• [YOUR GOAL]:
Copy the items verbatim, from the first line through the line containing "series-1-point xyxy=(777,422,799,443)", including that line.
-- Start DATA PROVIDED --
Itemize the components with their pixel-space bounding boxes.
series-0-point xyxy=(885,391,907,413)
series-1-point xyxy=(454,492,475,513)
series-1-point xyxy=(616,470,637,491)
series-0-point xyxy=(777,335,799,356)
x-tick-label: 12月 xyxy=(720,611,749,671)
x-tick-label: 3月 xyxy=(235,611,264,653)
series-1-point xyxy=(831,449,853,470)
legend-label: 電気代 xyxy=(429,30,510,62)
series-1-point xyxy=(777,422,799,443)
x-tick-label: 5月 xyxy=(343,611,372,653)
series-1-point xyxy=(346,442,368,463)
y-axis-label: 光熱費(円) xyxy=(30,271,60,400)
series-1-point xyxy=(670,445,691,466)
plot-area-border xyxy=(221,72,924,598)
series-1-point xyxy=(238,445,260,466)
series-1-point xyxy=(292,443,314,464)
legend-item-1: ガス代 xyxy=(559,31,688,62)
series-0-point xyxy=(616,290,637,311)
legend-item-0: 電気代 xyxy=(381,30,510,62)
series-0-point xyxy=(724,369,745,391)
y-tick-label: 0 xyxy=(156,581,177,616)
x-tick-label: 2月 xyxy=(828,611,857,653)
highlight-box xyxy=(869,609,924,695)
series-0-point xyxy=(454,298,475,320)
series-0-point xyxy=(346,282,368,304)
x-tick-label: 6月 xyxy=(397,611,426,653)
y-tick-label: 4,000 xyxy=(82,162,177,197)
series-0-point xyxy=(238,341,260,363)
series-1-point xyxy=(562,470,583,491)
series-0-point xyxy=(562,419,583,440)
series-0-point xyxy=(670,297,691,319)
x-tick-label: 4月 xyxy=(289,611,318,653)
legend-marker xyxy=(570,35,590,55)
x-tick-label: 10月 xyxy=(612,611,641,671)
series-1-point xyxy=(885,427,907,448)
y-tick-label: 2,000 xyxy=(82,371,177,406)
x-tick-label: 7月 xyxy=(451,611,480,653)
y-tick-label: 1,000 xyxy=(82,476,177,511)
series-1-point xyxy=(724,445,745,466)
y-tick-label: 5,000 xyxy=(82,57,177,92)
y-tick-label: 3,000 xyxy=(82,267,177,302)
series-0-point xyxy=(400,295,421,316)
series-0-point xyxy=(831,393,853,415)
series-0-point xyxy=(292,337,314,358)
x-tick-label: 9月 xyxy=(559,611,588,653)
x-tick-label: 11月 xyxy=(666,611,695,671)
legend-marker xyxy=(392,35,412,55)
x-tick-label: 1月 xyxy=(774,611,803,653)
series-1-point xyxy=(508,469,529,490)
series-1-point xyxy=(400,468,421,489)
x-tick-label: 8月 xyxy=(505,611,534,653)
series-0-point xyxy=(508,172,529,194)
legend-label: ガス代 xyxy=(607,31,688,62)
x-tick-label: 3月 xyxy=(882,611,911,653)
-- End DATA PROVIDED --
• [EXERCISE RESULT]:
Itemize the components with their pixel-space bounding boxes.
series-0-point xyxy=(885,391,907,413)
series-1-point xyxy=(454,492,475,513)
series-1-point xyxy=(616,470,637,491)
series-0-point xyxy=(777,335,799,356)
x-tick-label: 12月 xyxy=(720,611,749,671)
x-tick-label: 3月 xyxy=(235,611,264,653)
series-1-point xyxy=(831,449,853,470)
legend-label: 電気代 xyxy=(429,30,510,62)
series-1-point xyxy=(777,422,799,443)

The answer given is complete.